▶ [Problem]:
Extract the entries in their exact form.

(Figure contents as structured data)
>>>>

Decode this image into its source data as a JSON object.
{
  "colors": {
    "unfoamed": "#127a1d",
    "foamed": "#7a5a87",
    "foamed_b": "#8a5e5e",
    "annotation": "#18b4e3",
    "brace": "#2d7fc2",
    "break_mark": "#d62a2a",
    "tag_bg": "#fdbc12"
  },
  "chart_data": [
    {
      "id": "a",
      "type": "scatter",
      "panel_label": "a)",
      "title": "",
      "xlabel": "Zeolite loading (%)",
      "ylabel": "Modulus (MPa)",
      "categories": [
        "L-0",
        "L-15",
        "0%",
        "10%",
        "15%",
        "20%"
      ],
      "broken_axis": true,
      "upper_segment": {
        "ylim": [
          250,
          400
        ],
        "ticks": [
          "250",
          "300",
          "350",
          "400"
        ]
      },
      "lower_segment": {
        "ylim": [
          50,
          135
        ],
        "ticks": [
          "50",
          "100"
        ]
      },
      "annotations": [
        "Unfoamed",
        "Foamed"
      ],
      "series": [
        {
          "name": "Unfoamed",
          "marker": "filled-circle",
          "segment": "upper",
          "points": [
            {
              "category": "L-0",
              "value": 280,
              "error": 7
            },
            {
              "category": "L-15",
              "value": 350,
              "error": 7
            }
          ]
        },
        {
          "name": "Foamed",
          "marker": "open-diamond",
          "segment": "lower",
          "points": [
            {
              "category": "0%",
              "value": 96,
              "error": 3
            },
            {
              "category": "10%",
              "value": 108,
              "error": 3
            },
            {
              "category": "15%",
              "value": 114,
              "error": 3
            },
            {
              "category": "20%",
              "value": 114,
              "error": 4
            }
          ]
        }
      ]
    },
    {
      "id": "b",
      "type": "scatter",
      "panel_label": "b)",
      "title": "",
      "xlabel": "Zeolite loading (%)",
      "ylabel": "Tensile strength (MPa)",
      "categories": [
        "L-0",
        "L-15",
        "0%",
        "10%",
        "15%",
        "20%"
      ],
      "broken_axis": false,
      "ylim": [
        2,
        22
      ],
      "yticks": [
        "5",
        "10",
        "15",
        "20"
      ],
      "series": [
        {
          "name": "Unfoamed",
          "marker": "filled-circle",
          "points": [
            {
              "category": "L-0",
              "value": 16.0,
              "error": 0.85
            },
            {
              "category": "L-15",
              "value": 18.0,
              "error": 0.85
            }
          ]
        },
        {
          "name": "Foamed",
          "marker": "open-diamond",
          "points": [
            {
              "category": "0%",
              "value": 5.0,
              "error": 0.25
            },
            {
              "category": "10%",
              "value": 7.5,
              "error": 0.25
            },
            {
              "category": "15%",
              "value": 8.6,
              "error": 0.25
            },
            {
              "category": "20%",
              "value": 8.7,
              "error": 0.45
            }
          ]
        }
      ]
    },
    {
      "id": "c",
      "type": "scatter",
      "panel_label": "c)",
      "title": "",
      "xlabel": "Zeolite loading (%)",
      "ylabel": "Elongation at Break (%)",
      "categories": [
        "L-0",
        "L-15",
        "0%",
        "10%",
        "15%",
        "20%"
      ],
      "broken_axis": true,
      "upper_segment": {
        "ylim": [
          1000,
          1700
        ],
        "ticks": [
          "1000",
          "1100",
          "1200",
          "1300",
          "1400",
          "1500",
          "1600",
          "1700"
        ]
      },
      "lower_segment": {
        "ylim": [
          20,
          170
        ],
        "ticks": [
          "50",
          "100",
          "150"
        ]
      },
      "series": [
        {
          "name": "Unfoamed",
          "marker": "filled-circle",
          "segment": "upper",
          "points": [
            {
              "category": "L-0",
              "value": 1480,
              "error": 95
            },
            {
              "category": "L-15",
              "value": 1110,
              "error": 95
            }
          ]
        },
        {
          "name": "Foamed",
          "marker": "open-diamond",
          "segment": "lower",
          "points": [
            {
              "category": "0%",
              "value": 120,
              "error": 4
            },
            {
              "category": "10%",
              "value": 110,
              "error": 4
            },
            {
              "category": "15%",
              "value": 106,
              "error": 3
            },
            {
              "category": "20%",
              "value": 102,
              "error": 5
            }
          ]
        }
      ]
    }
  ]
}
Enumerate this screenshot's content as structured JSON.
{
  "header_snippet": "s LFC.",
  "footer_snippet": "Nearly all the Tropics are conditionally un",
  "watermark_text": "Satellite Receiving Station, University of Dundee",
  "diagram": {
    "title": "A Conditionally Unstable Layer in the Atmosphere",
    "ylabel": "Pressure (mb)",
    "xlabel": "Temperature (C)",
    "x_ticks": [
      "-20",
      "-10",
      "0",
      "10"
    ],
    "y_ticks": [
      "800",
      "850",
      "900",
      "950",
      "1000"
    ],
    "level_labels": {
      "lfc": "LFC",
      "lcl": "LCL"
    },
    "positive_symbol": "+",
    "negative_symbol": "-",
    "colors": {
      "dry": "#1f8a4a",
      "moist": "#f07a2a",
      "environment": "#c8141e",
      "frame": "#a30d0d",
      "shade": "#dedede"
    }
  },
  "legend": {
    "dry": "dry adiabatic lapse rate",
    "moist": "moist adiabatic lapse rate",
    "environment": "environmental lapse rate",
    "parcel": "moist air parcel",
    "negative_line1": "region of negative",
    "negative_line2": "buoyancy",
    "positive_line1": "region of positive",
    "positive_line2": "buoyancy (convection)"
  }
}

<<<<

▶ [Written answer]:
Decode this image into its source data as a JSON object.
{
  "colors": {
    "unfoamed": "#127a1d",
    "foamed": "#7a5a87",
    "foamed_b": "#8a5e5e",
    "annotation": "#18b4e3",
    "brace": "#2d7fc2",
    "break_mark": "#d62a2a",
    "tag_bg": "#fdbc12"
  },
  "chart_data": [
    {
      "id": "a",
      "type": "scatter",
      "panel_label": "a)",
      "title": "",
      "xlabel": "Zeolite loading (%)",
      "ylabel": "Modulus (MPa)",
      "categories": [
        "L-0",
        "L-15",
        "0%",
        "10%",
        "15%",
        "20%"
      ],
      "broken_axis": true,
      "upper_segment": {
        "ylim": [
          250,
          400
        ],
        "ticks": [
          "250",
          "300",
          "350",
          "400"
        ]
      },
      "lower_segment": {
        "ylim": [
          50,
          135
        ],
        "ticks": [
          "50",
          "100"
        ]
      },
      "annotations": [
        "Unfoamed",
        "Foamed"
      ],
      "series": [
        {
          "name": "Unfoamed",
          "marker": "filled-circle",
          "segment": "upper",
          "points": [
            {
              "category": "L-0",
              "value": 280,
              "error": 7
            },
            {
              "category": "L-15",
              "value": 350,
              "error": 7
            }
          ]
        },
        {
          "name": "Foamed",
          "marker": "open-diamond",
          "segment": "lower",
          "points": [
            {
              "category": "0%",
              "value": 96,
              "error": 3
            },
            {
              "category": "10%",
              "value": 108,
              "error": 3
            },
            {
              "category": "15%",
              "value": 114,
              "error": 3
            },
            {
              "category": "20%",
              "value": 114,
              "error": 4
            }
          ]
        }
      ]
    },
    {
      "id": "b",
      "type": "scatter",
      "panel_label": "b)",
      "title": "",
      "xlabel": "Zeolite loading (%)",
      "ylabel": "Tensile strength (MPa)",
      "categories": [
        "L-0",
        "L-15",
        "0%",
        "10%",
        "15%",
        "20%"
      ],
      "broken_axis": false,
      "ylim": [
        2,
        22
      ],
      "yticks": [
        "5",
        "10",
        "15",
        "20"
      ],
      "series": [
        {
          "name": "Unfoamed",
          "marker": "filled-circle",
          "points": [
            {
              "category": "L-0",
              "value": 16.0,
              "error": 0.85
            },
            {
              "category": "L-15",
              "value": 18.0,
              "error": 0.85
            }
          ]
        },
        {
          "name": "Foamed",
          "marker": "open-diamond",
          "points": [
            {
              "category": "0%",
              "value": 5.0,
              "error": 0.25
            },
            {
              "category": "10%",
              "value": 7.5,
              "error": 0.25
            },
            {
              "category": "15%",
              "value": 8.6,
              "error": 0.25
            },
            {
              "category": "20%",
              "value": 8.7,
              "error": 0.45
            }
          ]
        }
      ]
    },
    {
      "id": "c",
      "type": "scatter",
      "panel_label": "c)",
      "title": "",
      "xlabel": "Zeolite loading (%)",
      "ylabel": "Elongation at Break (%)",
      "categories": [
        "L-0",
        "L-15",
        "0%",
        "10%",
        "15%",
        "20%"
      ],
      "broken_axis": true,
      "upper_segment": {
        "ylim": [
          1000,
          1700
        ],
        "ticks": [
          "1000",
          "1100",
          "1200",
          "1300",
          "1400",
          "1500",
          "1600",
          "1700"
        ]
      },
      "lower_segment": {
        "ylim": [
          20,
          170
        ],
        "ticks": [
          "50",
          "100",
          "150"
        ]
      },
      "series": [
        {
          "name": "Unfoamed",
          "marker": "filled-circle",
          "segment": "upper",
          "points": [
            {
              "category": "L-0",
              "value": 1480,
              "error": 95
            },
            {
              "category": "L-15",
              "value": 1110,
              "error": 95
            }
          ]
        },
        {
          "name": "Foamed",
          "marker": "open-diamond",
          "segment": "lower",
          "points": [
            {
              "category": "0%",
              "value": 120,
              "error": 4
            },
            {
              "category": "10%",
              "value": 110,
              "error": 4
            },
            {
              "category": "15%",
              "value": 106,
              "error": 3
            },
            {
              "category": "20%",
              "value": 102,
              "error": 5
            }
          ]
        }
      ]
    }
  ]
}
Enumerate this screenshot's content as structured JSON.
{
  "header_snippet": "s LFC.",
  "footer_snippet": "Nearly all the Tropics are conditionally un",
  "watermark_text": "Satellite Receiving Station, University of Dundee",
  "diagram": {
    "title": "A Conditionally Unstable Layer in the Atmosphere",
    "ylabel": "Pressure (mb)",
    "xlabel": "Temperature (C)",
    "x_ticks": [
      "-20",
      "-10",
      "0",
      "10"
    ],
    "y_ticks": [
      "800",
      "850",
      "900",
      "950",
      "1000"
    ],
    "level_labels": {
      "lfc": "LFC",
      "lcl": "LCL"
    },
    "positive_symbol": "+",
    "negative_symbol": "-",
    "colors": {
      "dry": "#1f8a4a",
      "moist": "#f07a2a",
      "environment": "#c8141e",
      "frame": "#a30d0d",
      "shade": "#dedede"
    }
  },
  "legend": {
    "dry": "dry adiabatic lapse rate",
    "moist": "moist adiabatic lapse rate",
    "environment": "environmental lapse rate",
    "parcel": "moist air parcel",
    "negative_line1": "region of negative",
    "negative_line2": "buoyancy",
    "positive_line1": "region of positive",
    "positive_line2": "buoyancy (convection)"
  }
}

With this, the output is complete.